(begin)

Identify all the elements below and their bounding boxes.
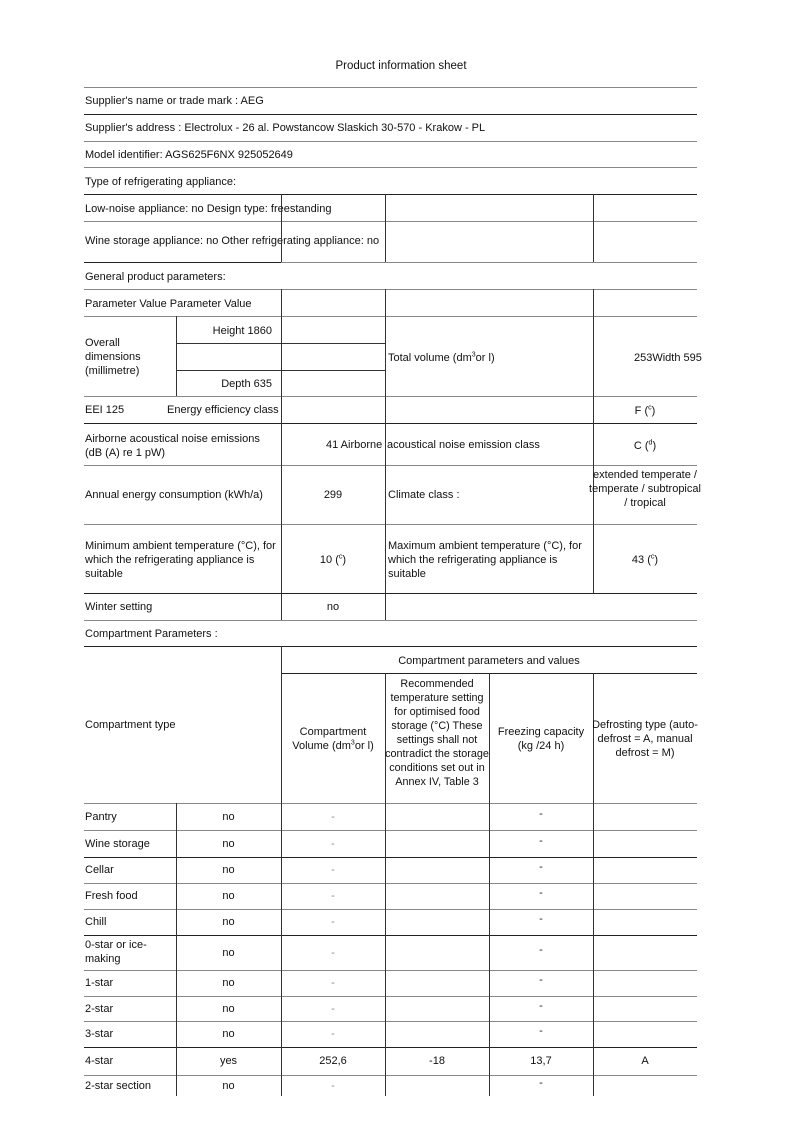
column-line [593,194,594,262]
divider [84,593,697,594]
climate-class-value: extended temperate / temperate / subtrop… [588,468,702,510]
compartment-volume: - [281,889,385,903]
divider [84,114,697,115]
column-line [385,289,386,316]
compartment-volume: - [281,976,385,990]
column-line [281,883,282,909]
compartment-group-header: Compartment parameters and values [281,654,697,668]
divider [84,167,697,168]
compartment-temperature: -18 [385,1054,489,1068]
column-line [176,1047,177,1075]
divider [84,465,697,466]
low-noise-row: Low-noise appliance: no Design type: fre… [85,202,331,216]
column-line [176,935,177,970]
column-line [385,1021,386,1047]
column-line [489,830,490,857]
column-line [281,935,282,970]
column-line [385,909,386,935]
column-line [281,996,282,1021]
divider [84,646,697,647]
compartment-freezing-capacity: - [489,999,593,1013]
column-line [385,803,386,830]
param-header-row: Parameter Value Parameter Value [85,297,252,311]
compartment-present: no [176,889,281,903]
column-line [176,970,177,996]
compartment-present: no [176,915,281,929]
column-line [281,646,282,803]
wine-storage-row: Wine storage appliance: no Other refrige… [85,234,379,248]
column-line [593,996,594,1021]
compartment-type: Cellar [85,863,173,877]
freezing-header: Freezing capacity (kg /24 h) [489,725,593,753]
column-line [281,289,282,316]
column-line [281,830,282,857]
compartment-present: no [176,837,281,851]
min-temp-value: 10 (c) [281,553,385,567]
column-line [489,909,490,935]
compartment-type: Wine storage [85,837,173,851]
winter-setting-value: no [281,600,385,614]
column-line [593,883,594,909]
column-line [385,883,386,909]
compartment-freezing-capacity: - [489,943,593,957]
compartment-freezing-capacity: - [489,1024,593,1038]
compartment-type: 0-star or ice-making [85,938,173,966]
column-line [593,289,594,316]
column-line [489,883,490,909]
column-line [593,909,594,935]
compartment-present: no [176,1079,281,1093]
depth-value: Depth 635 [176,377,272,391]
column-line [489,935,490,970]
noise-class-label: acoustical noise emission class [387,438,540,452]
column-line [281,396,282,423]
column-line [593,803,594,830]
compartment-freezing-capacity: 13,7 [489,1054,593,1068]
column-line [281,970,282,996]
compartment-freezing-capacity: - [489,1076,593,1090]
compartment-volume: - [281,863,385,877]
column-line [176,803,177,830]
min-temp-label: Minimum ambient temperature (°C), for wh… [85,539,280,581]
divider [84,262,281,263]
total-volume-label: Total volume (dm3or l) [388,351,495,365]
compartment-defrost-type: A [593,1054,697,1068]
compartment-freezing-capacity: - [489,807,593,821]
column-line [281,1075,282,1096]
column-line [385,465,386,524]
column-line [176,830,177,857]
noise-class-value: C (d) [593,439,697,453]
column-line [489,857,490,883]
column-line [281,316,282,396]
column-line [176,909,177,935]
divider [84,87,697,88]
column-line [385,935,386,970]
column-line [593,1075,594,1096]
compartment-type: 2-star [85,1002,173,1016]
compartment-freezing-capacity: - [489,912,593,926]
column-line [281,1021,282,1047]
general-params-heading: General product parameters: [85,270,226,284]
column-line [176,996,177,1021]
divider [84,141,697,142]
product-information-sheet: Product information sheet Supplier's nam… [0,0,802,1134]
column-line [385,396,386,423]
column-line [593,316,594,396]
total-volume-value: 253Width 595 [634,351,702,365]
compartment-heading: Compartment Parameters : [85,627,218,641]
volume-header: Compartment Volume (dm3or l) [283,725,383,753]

(end)

■ Requirements ■
Report every line in the listing that contains the word "divider".

■ Output of the task ■
divider [84,593,697,594]
divider [84,114,697,115]
divider [84,167,697,168]
divider [84,465,697,466]
divider [84,646,697,647]
divider [84,262,281,263]
divider [84,87,697,88]
divider [84,141,697,142]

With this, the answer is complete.